À faire
Mettez à jour les lignes, en commençant à celle qui contient « Patent image size: (931, 482). » et en vous arrêtant après celle qui contient « The traction battery 1 is at (215, 336). » : remplacez « schematic » par « diagram », puis recopiez-les sans aucune autre modification.

= = = =

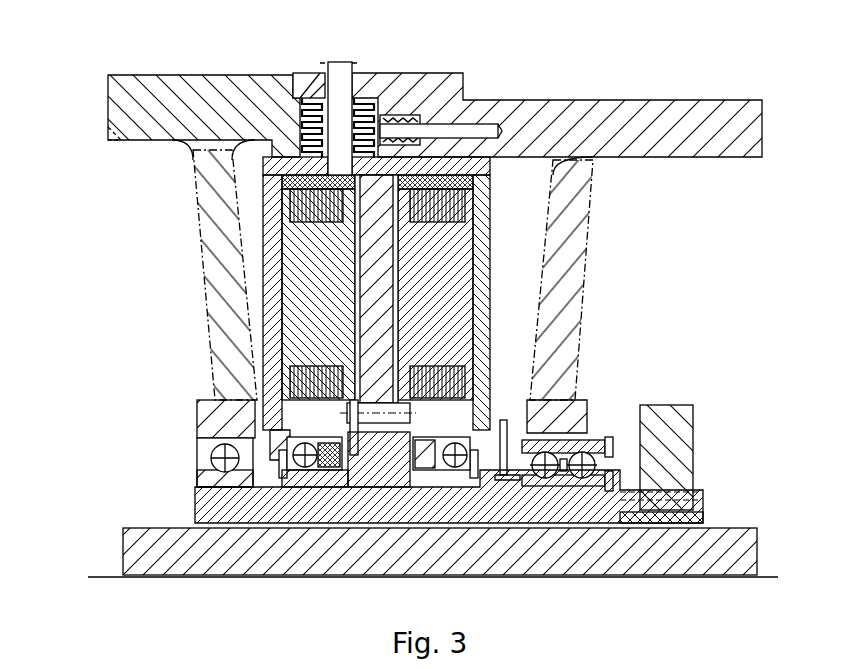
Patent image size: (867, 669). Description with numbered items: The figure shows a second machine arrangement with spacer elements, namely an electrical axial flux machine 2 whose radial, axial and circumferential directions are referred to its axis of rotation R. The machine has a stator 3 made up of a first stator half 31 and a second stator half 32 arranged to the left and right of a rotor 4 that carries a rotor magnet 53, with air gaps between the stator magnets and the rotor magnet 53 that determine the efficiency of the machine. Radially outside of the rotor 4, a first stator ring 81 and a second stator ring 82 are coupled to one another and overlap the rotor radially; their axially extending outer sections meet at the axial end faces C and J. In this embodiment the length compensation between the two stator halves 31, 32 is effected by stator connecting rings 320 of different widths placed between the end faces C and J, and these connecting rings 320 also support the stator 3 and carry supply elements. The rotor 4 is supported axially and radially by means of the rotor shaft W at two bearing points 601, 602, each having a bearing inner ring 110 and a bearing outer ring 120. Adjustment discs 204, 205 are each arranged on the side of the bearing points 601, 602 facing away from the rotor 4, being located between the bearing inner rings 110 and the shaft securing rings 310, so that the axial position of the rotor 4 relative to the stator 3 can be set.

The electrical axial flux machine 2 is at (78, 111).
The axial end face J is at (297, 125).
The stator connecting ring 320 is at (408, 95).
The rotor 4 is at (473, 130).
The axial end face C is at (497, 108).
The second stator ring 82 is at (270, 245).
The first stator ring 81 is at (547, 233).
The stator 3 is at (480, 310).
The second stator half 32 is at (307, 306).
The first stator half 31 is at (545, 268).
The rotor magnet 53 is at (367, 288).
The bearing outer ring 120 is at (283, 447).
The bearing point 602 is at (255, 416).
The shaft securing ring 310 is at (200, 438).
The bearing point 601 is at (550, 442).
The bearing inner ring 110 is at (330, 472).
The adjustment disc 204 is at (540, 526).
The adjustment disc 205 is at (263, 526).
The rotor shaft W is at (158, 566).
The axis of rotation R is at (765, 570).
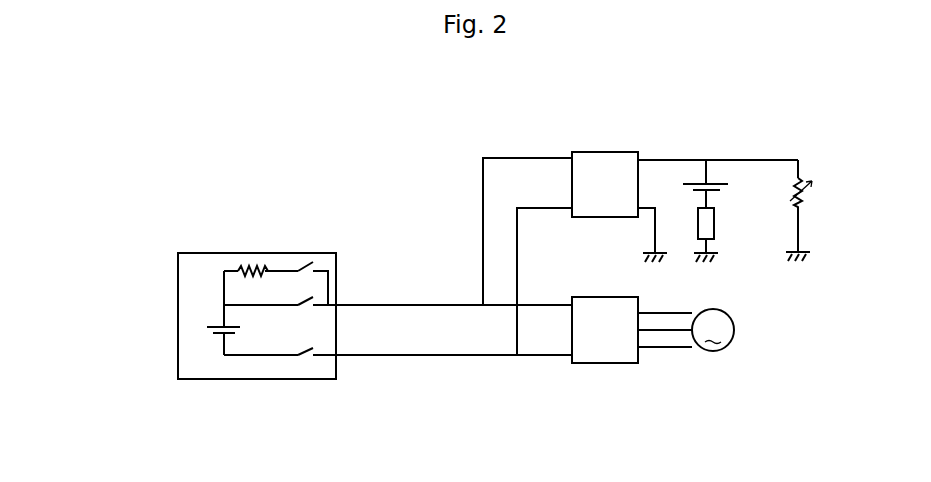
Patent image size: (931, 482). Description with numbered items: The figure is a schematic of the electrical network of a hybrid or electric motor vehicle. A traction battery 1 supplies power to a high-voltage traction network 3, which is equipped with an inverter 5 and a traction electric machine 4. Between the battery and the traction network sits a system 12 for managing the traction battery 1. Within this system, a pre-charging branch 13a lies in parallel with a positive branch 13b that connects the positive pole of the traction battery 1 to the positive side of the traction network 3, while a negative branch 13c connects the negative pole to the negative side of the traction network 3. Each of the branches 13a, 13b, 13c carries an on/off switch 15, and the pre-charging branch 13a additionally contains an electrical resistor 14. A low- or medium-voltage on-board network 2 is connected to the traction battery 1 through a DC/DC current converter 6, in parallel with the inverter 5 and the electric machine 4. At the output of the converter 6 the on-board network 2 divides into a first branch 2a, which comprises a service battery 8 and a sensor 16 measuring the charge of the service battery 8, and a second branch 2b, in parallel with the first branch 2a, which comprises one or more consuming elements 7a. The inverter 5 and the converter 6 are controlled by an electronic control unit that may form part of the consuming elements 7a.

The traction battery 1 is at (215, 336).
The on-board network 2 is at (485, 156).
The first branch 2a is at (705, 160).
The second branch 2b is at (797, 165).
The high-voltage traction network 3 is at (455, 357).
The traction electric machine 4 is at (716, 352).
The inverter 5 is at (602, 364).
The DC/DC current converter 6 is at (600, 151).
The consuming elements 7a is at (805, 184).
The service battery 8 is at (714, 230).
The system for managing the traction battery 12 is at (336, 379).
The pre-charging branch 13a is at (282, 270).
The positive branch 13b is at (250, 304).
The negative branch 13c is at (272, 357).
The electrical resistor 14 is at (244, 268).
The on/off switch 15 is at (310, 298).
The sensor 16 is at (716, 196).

= = = =

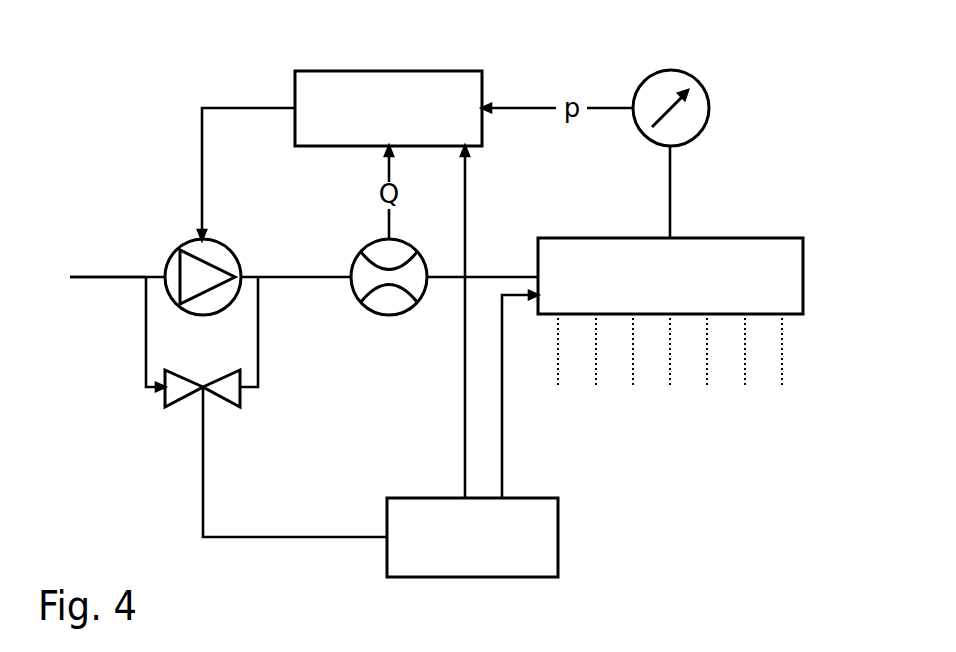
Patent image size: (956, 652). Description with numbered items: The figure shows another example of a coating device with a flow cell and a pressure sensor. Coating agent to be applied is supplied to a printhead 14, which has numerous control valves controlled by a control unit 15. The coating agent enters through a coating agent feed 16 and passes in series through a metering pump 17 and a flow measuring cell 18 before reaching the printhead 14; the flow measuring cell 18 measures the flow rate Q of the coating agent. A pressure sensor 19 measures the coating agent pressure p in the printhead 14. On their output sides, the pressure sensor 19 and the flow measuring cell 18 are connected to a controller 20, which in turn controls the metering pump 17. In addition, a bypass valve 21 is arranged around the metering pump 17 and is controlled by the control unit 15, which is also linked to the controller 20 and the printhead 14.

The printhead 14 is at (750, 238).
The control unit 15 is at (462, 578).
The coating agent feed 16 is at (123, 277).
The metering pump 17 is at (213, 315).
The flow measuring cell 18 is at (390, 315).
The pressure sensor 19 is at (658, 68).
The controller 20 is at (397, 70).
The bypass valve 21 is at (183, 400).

= = = =

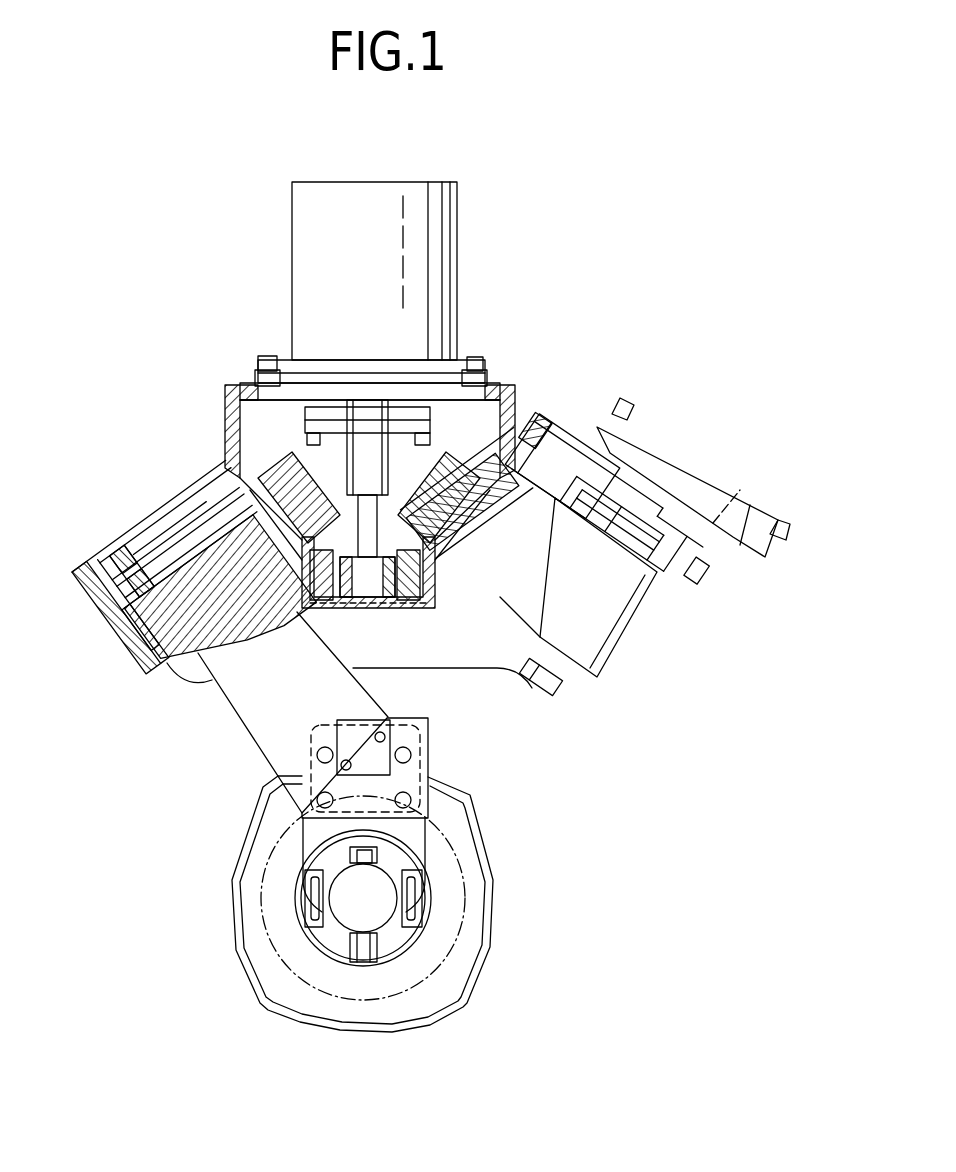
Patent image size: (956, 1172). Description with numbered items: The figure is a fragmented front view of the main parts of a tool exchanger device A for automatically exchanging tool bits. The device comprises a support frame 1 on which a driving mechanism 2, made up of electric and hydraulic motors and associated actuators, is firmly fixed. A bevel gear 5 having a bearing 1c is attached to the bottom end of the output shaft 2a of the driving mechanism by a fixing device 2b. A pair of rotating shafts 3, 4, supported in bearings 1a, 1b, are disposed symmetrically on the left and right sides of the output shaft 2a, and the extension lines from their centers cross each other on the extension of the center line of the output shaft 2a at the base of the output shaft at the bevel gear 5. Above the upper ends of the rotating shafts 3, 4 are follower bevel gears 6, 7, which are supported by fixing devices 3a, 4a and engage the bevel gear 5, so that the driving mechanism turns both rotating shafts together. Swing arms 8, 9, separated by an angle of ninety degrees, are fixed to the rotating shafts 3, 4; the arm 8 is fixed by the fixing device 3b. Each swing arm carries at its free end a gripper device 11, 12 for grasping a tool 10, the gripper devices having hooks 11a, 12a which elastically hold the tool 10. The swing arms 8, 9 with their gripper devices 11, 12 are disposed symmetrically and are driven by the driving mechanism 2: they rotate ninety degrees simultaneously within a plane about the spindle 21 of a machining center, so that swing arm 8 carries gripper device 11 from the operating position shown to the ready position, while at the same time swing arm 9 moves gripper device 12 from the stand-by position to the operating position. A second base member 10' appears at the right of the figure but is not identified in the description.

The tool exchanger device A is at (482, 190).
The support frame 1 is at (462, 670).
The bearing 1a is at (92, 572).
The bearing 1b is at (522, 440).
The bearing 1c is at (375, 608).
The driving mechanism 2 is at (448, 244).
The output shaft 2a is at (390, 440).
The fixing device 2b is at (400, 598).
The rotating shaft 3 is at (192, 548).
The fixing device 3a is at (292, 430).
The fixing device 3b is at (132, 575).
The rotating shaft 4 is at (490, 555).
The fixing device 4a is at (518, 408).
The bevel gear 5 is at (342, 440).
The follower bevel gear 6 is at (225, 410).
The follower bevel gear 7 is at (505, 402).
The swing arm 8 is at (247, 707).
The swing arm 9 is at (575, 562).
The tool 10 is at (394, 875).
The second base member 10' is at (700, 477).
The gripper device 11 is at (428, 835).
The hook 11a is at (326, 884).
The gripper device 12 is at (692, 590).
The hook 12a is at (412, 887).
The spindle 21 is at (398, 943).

= = = =

Corrigé
Patent image size: (931, 482). Description with numbered items: The figure is a diagram of the electrical network of a hybrid or electric motor vehicle. A traction battery 1 supplies power to a high-voltage traction network 3, which is equipped with an inverter 5 and a traction electric machine 4. Between the battery and the traction network sits a system 12 for managing the traction battery 1. Within this system, a pre-charging branch 13a lies in parallel with a positive branch 13b that connects the positive pole of the traction battery 1 to the positive side of the traction network 3, while a negative branch 13c connects the negative pole to the negative side of the traction network 3. Each of the branches 13a, 13b, 13c carries an on/off switch 15, and the pre-charging branch 13a additionally contains an electrical resistor 14. A low- or medium-voltage on-board network 2 is connected to the traction battery 1 through a DC/DC current converter 6, in parallel with the inverter 5 and the electric machine 4. At the output of the converter 6 the on-board network 2 divides into a first branch 2a, which comprises a service battery 8 and a sensor 16 measuring the charge of the service battery 8, and a second branch 2b, in parallel with the first branch 2a, which comprises one or more consuming elements 7a. The inverter 5 and the converter 6 are controlled by an electronic control unit that may form part of the consuming elements 7a.

The traction battery 1 is at (215, 336).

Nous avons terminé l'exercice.